§ PAGE EXCERPT:
begin

Why should you pay up? Because experimental proof is the sacred text of our secular society. Many of us drop research findings into conversation the way, in his day, Cotton Mather quoted Scripture. Well, of course men evolved to be more promiscuous than women. Remember that experiment at the University of Texas? You bet stereotype threat is real—let me tell you about this Harvard study I read about. In normal talk, experiments convince us for the same reason that Leviticus helped Mather win an argument: They are satisfying stories, they seem to state universal truths, and they have the authority of wisdom and power. Of course exercise is good for us. This study showed that when people jog just 30 minutes a week …

Within the wise and powerful institution of science, though, experiments are supposed to be convincing logically, not rhetorically. Tell all the anecdotes you like, the data come out one way if your hypothesis is correct, and a different way if, instead, the “null hypothesis” is true. What is the likelihood of your numbers if the null hypothesis were right? Commonly, if that probability is less than five percent, you have a “significant” result to publish. Your hopes, fears, fads, and ambitions can’t affect that.

Such is the theory. By getting a number of scientists to speak honestly about their doubts and frustrations, Lehrer sketches a much more ambiguous reality. It’s one in which many experimentally established “truths” fade with time, for instance. (He’s not describing the overthrow of one theory by another, which is supposed to happen in science; rather, he’s talking about experimental effects that looked solid and then seem to fade away in later experiments—”as if nature gave me this great result, and then tried to take it back,” the psychologist Jonathan Schooler told him.)

end

§ Items from a data source:

begin

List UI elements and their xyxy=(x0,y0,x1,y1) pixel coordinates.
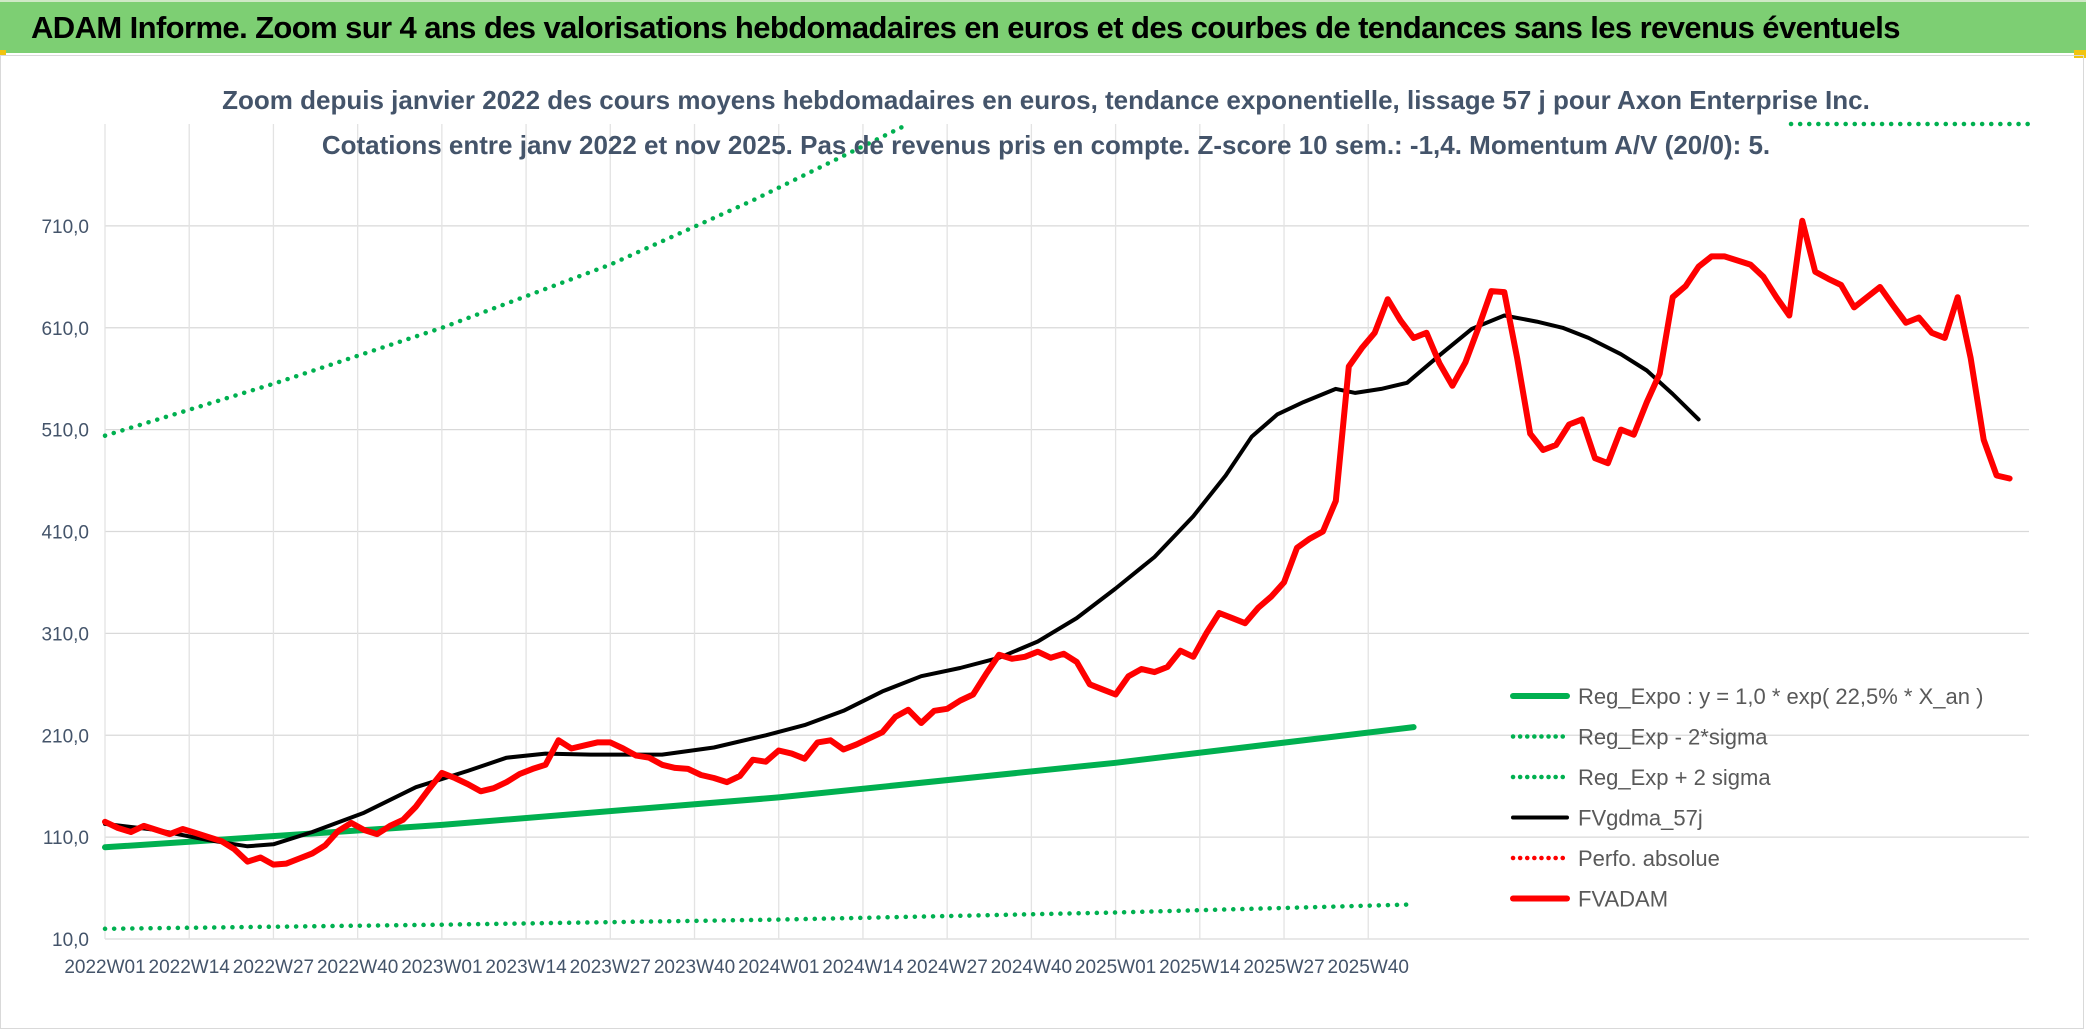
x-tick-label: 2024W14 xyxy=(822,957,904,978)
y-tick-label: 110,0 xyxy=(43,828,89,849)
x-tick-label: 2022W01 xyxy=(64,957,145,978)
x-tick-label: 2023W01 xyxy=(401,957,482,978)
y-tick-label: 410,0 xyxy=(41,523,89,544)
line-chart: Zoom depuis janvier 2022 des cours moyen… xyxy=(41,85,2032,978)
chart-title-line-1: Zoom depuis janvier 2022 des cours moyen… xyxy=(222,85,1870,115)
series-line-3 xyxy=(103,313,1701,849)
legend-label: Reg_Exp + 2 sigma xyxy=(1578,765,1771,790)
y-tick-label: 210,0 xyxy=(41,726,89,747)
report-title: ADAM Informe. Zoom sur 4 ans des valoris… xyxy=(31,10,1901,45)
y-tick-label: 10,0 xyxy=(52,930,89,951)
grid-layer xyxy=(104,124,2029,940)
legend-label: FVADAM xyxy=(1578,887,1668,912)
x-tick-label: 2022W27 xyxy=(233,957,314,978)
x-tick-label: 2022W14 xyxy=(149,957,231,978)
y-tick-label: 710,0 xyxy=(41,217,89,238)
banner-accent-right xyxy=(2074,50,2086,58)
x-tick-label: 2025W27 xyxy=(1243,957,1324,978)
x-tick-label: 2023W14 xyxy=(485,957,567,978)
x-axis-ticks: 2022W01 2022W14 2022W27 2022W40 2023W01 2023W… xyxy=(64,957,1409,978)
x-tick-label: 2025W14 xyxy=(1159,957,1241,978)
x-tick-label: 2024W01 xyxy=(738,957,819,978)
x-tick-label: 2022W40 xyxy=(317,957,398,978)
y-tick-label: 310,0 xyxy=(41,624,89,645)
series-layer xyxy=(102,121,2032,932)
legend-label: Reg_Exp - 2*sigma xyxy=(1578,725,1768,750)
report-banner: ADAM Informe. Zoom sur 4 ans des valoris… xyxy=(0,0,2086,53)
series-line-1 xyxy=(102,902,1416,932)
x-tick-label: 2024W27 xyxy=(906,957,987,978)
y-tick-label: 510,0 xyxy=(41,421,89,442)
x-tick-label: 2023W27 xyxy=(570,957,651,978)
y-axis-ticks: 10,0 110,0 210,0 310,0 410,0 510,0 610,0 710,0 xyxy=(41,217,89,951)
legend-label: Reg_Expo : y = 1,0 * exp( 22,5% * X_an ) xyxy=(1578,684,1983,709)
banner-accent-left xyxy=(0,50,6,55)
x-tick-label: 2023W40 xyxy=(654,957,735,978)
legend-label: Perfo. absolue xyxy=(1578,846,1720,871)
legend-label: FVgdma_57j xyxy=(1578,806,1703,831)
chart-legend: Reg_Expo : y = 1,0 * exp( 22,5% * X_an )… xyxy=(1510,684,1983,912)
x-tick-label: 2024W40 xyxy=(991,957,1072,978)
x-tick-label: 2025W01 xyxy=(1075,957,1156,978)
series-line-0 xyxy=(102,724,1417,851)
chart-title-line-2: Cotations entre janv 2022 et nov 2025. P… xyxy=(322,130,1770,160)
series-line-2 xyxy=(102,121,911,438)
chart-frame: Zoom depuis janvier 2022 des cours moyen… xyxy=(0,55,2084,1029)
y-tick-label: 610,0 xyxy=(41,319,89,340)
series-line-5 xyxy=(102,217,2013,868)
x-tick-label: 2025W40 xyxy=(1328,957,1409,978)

end

§ THE REQUEST:
Copy out the stretch of the passage on experimental proof from "Such is the" through "Schooler told him.)".

§ RESULT OF THE EXERCISE:
Such is the theory. By getting a number of scientists to speak honestly about their doubts and frustrations, Lehrer sketches a much more ambiguous reality. It’s one in which many experimentally established “truths” fade with time, for instance. (He’s not describing the overthrow of one theory by another, which is supposed to happen in science; rather, he’s talking about experimental effects that looked solid and then seem to fade away in later experiments—”as if nature gave me this great result, and then tried to take it back,” the psychologist Jonathan Schooler told him.)